■ **Provided records**:
━━━━━━━━
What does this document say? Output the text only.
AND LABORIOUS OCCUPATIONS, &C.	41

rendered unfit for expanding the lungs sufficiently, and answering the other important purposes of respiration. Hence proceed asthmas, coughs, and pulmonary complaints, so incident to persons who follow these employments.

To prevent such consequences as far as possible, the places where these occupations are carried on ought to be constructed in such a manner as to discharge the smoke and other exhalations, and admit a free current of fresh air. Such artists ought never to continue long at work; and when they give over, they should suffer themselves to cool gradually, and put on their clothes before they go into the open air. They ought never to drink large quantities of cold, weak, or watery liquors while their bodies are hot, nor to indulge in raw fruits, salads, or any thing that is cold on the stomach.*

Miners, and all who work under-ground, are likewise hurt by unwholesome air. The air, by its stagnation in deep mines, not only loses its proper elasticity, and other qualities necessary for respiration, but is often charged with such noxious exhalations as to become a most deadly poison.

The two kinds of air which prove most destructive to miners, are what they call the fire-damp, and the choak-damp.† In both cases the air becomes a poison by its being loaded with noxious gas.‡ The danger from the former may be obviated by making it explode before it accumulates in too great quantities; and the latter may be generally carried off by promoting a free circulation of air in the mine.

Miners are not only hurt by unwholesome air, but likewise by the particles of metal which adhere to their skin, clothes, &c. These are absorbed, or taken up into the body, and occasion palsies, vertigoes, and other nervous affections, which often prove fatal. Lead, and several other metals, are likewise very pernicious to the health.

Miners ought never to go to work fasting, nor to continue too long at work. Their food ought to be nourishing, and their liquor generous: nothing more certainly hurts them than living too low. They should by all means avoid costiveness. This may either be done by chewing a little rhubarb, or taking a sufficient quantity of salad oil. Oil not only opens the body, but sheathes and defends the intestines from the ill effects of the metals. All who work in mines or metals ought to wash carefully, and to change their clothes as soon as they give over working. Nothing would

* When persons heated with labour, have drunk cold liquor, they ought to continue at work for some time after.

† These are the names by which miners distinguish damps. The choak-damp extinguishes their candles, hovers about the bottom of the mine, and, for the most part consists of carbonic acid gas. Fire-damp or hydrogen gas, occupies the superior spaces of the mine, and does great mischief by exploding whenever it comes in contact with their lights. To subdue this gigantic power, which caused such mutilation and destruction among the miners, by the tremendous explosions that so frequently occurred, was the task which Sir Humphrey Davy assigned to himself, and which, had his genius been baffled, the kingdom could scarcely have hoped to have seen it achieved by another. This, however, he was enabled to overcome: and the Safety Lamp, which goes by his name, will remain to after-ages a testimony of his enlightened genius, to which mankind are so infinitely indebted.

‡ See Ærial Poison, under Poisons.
━━━━━━━━
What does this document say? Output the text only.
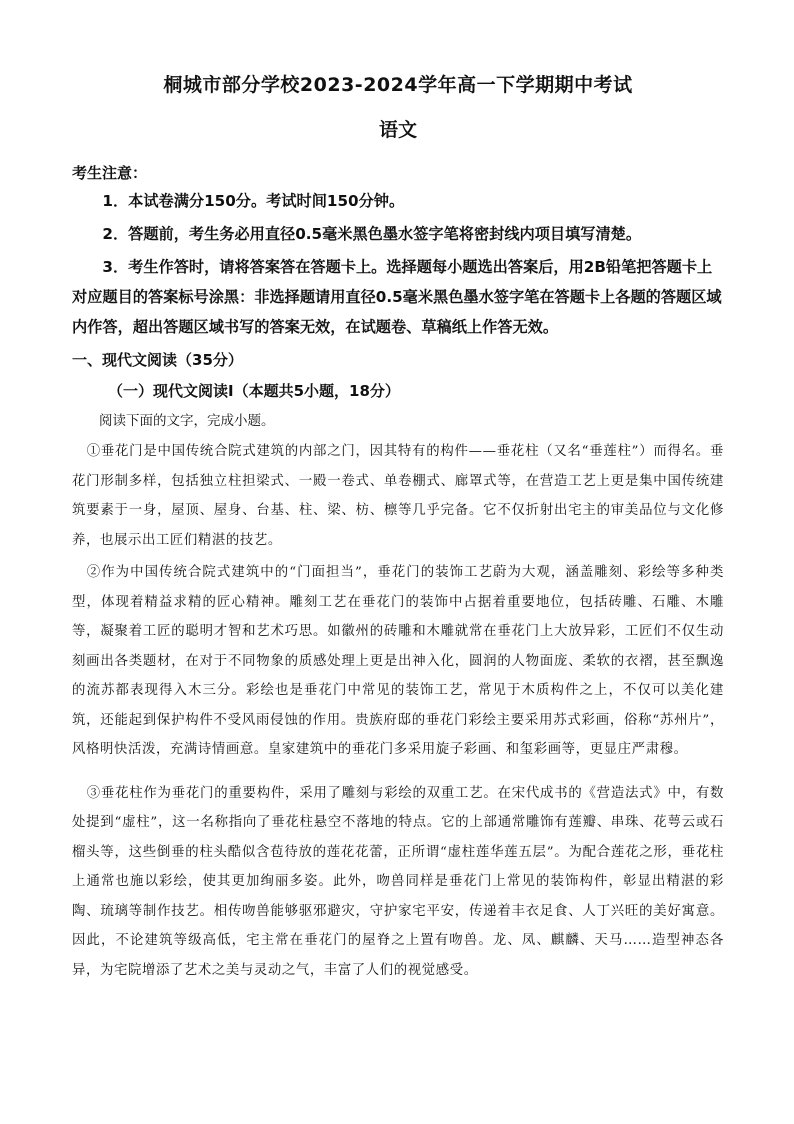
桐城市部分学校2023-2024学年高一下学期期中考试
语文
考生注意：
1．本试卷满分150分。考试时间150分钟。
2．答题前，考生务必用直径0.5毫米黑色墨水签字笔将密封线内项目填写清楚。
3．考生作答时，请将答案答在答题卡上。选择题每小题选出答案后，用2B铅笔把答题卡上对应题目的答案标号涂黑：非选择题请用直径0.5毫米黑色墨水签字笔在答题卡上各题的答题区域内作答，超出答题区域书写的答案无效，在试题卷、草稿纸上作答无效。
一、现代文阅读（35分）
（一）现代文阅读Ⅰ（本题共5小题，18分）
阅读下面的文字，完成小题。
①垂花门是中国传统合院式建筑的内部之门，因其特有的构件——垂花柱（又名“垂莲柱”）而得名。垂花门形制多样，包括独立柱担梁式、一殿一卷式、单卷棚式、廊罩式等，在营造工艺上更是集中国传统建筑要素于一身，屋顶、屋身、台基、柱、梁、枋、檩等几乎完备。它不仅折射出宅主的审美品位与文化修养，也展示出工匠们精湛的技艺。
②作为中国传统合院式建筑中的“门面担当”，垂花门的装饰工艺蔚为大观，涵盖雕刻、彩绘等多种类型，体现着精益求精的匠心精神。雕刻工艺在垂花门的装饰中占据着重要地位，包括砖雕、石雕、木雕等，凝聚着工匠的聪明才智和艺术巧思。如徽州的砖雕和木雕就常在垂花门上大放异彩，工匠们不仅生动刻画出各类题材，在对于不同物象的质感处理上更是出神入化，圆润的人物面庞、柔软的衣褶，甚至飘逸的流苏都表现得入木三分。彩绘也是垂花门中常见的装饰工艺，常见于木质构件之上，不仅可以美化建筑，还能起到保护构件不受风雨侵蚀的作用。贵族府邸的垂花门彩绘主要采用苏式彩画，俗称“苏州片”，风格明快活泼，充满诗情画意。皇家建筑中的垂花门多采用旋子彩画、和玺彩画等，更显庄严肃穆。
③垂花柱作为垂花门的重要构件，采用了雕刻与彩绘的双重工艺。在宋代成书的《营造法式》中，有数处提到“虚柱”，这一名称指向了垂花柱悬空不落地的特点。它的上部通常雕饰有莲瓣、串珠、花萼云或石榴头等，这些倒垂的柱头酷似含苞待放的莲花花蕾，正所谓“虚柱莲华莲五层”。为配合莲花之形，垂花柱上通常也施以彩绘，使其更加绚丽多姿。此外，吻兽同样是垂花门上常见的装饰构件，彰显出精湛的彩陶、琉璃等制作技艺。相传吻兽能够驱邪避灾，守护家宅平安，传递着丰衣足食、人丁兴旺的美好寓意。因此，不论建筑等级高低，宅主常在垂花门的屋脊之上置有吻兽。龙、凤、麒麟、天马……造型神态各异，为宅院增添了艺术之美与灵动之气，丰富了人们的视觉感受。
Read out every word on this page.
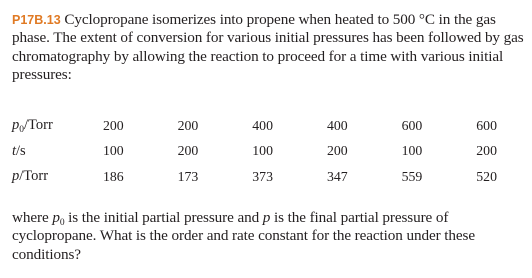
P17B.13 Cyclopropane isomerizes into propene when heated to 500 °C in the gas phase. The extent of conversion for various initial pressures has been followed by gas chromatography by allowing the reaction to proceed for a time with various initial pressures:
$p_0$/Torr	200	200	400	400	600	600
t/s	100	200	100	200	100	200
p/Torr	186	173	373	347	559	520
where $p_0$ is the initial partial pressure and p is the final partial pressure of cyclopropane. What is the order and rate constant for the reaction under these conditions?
━━━━━━━━
Identify the lines that contain the string "proceed", and copy every one of them.

rendered unfit for expanding the lungs sufficiently, and answering the other important purposes of respiration. Hence proceed asthmas, coughs, and pulmonary complaints, so incident to persons who follow these employments.
P17B.13 Cyclopropane isomerizes into propene when heated to 500 °C in the gas phase. The extent of conversion for various initial pressures has been followed by gas chromatography by allowing the reaction to proceed for a time with various initial pressures:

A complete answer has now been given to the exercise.